BEGIN RECORDS PROVIDED

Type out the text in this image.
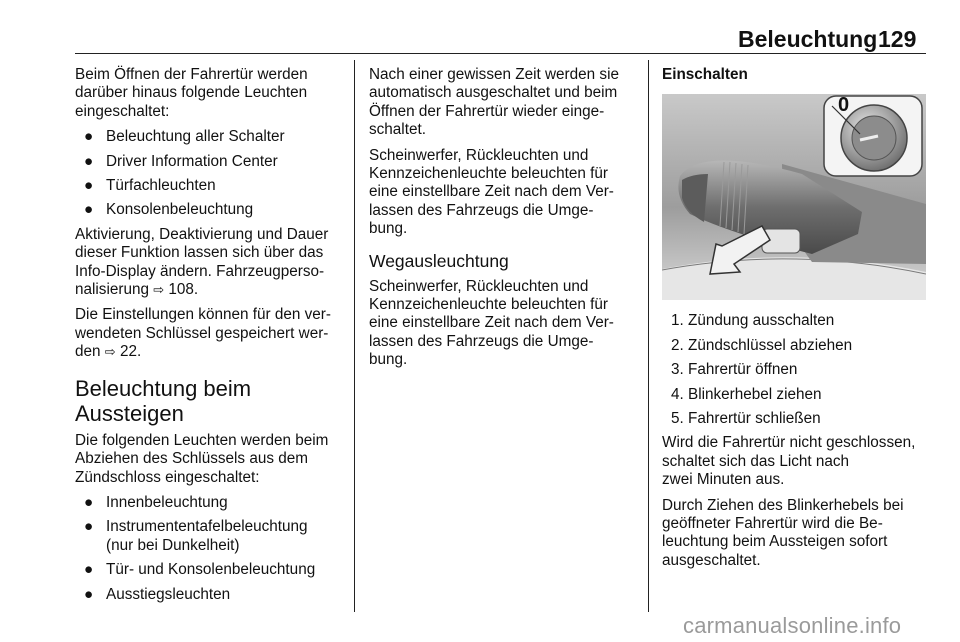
Beleuchtung 129

Beim Öffnen der Fahrertür werden
darüber hinaus folgende Leuchten
eingeschaltet:

● Beleuchtung aller Schalter
● Driver Information Center
● Türfachleuchten
● Konsolenbeleuchtung

Aktivierung, Deaktivierung und Dauer
dieser Funktion lassen sich über das
Info-Display ändern. Fahrzeugperso-
nalisierung ⇨ 108.

Die Einstellungen können für den ver-
wendeten Schlüssel gespeichert wer-
den ⇨ 22.

Beleuchtung beim
Aussteigen

Die folgenden Leuchten werden beim
Abziehen des Schlüssels aus dem
Zündschloss eingeschaltet:

● Innenbeleuchtung
● Instrumententafelbeleuchtung
(nur bei Dunkelheit)
● Tür- und Konsolenbeleuchtung
● Ausstiegsleuchten

Nach einer gewissen Zeit werden sie
automatisch ausgeschaltet und beim
Öffnen der Fahrertür wieder einge-
schaltet.

Scheinwerfer, Rückleuchten und
Kennzeichenleuchte beleuchten für
eine einstellbare Zeit nach dem Ver-
lassen des Fahrzeugs die Umge-
bung.

Wegausleuchtung

Scheinwerfer, Rückleuchten und
Kennzeichenleuchte beleuchten für
eine einstellbare Zeit nach dem Ver-
lassen des Fahrzeugs die Umge-
bung.

Einschalten

0
1. Zündung ausschalten
2. Zündschlüssel abziehen
3. Fahrertür öffnen
4. Blinkerhebel ziehen
5. Fahrertür schließen

Wird die Fahrertür nicht geschlossen,
schaltet sich das Licht nach
zwei Minuten aus.

Durch Ziehen des Blinkerhebels bei
geöffneter Fahrertür wird die Be-
leuchtung beim Aussteigen sofort
ausgeschaltet.

carmanualsonline.info
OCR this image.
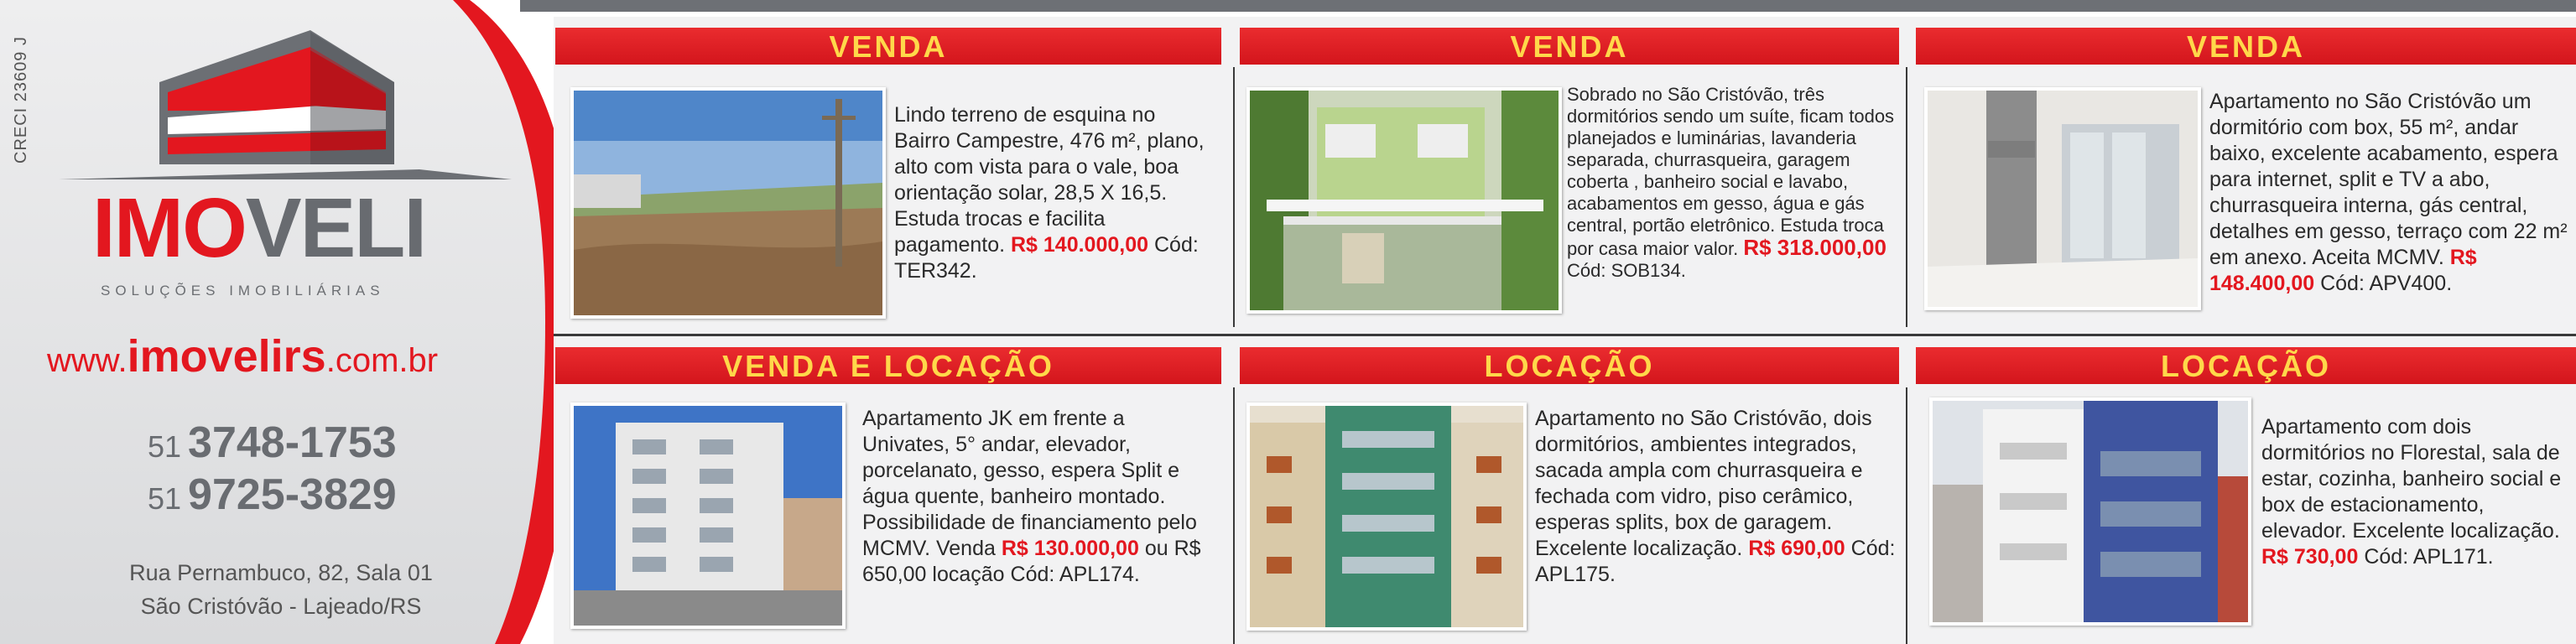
CRECI 23609 J
IMOVELI
SOLUÇÕES IMOBILIÁRIAS
www.imovelirs.com.br
51 3748-1753
51 9725-3829
Rua Pernambuco, 82, Sala 01
São Cristóvão - Lajeado/RS
VENDA
Lindo terreno de esquina no Bairro Campestre, 476 m², plano, alto com vista para o vale, boa orientação solar, 28,5 X 16,5. Estuda trocas e facilita pagamento. R$ 140.000,00 Cód: TER342.
VENDA
Sobrado no São Cristóvão, três dormitórios sendo um suíte, ficam todos planejados e luminárias, lavanderia separada, churrasqueira, garagem coberta , banheiro social e lavabo, acabamentos em gesso, água e gás central, portão eletrônico. Estuda troca por casa maior valor. R$ 318.000,00 Cód: SOB134.
VENDA
Apartamento no São Cristóvão um dormitório com box, 55 m², andar baixo, excelente acabamento, espera para internet, split e TV a abo, churrasqueira interna, gás central, detalhes em gesso, terraço com 22 m² em anexo. Aceita MCMV. R$ 148.400,00 Cód: APV400.
VENDA E LOCAÇÃO
Apartamento JK em frente a Univates, 5° andar, elevador, porcelanato, gesso, espera Split e água quente, banheiro montado. Possibilidade de financiamento pelo MCMV. Venda R$ 130.000,00 ou R$ 650,00 locação Cód: APL174.
LOCAÇÃO
Apartamento no São Cristóvão, dois dormitórios, ambientes integrados, sacada ampla com churrasqueira e fechada com vidro, piso cerâmico, esperas splits, box de garagem. Excelente localização. R$ 690,00 Cód: APL175.
LOCAÇÃO
Apartamento com dois dormitórios no Florestal, sala de estar, cozinha, banheiro social e box de estacionamento, elevador. Excelente localização. R$ 730,00 Cód: APL171.
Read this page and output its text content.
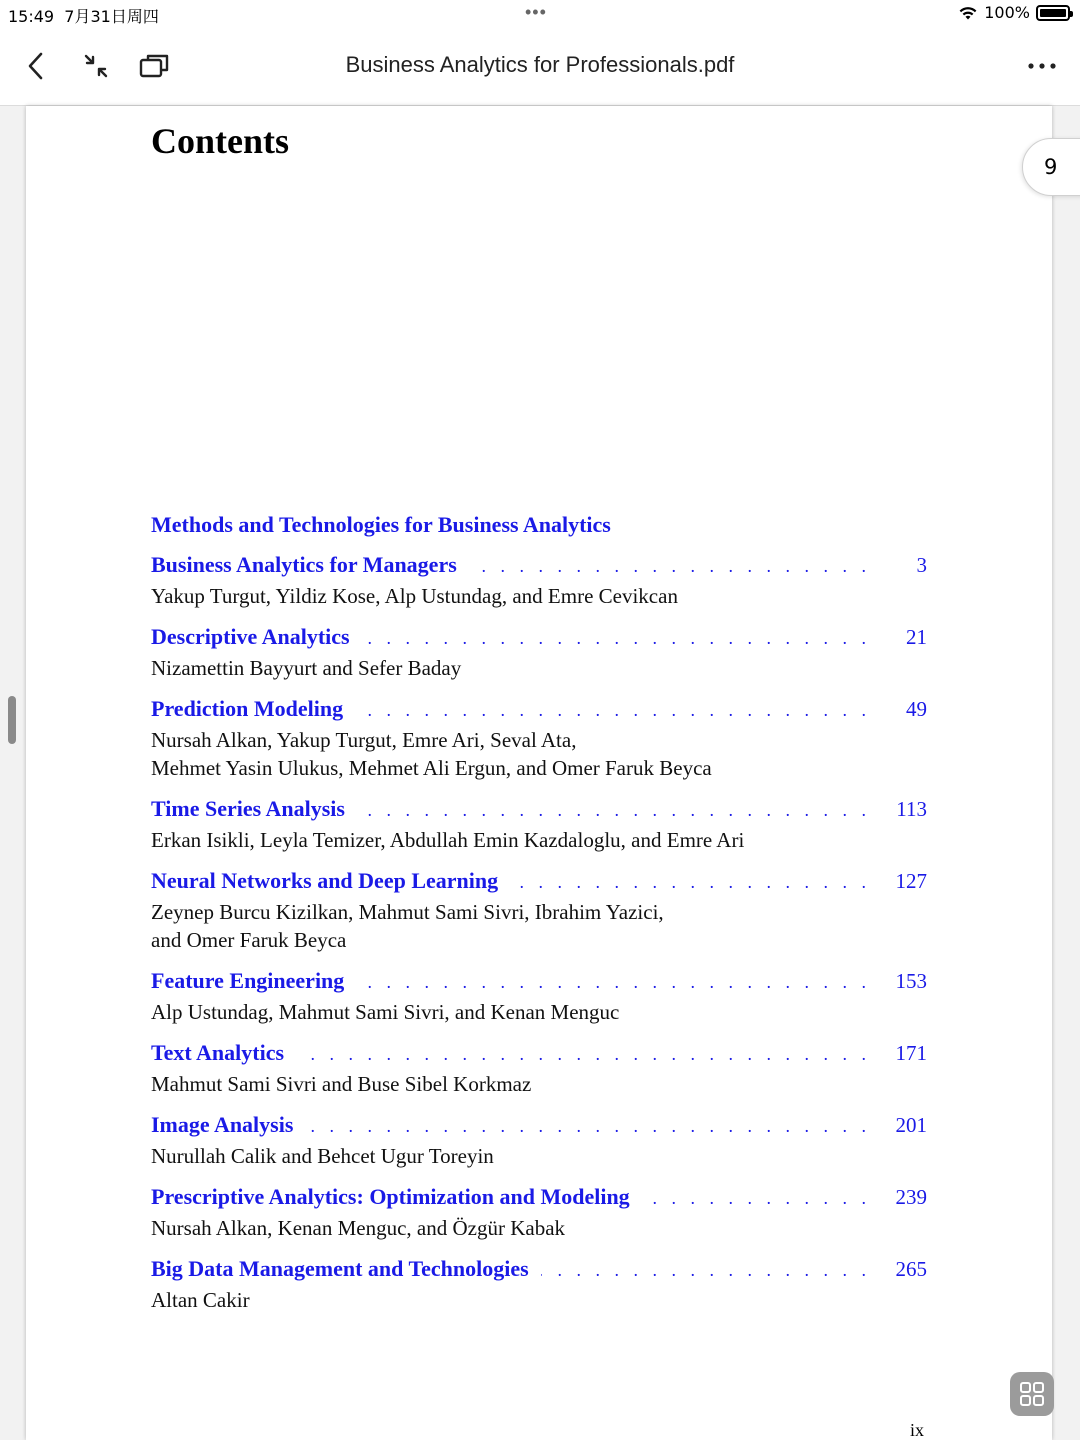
15:49 7月31日周四	•••	100%
Business Analytics for Professionals.pdf
Contents
Methods and Technologies for Business Analytics
Business Analytics for Managers . . .	3
Yakup Turgut, Yildiz Kose, Alp Ustundag, and Emre Cevikcan
Descriptive Analytics . . .	21
Nizamettin Bayyurt and Sefer Baday
Prediction Modeling . . .	49
Nursah Alkan, Yakup Turgut, Emre Ari, Seval Ata,
Mehmet Yasin Ulukus, Mehmet Ali Ergun, and Omer Faruk Beyca
Time Series Analysis . . .	113
Erkan Isikli, Leyla Temizer, Abdullah Emin Kazdaloglu, and Emre Ari
Neural Networks and Deep Learning . . .	127
Zeynep Burcu Kizilkan, Mahmut Sami Sivri, Ibrahim Yazici,
and Omer Faruk Beyca
Feature Engineering . . .	153
Alp Ustundag, Mahmut Sami Sivri, and Kenan Menguc
Text Analytics . . .	171
Mahmut Sami Sivri and Buse Sibel Korkmaz
Image Analysis . . .	201
Nurullah Calik and Behcet Ugur Toreyin
Prescriptive Analytics: Optimization and Modeling . . .	239
Nursah Alkan, Kenan Menguc, and Özgür Kabak
Big Data Management and Technologies . . .	265
Altan Cakir
ix
9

END RECORDS PROVIDED

- [EXERCISE INSTRUCTIONS] Some lines of the data above may hold the word "Mahmut"; report how many do, and nothing else.

- [RESULT OF THE EXERCISE] 3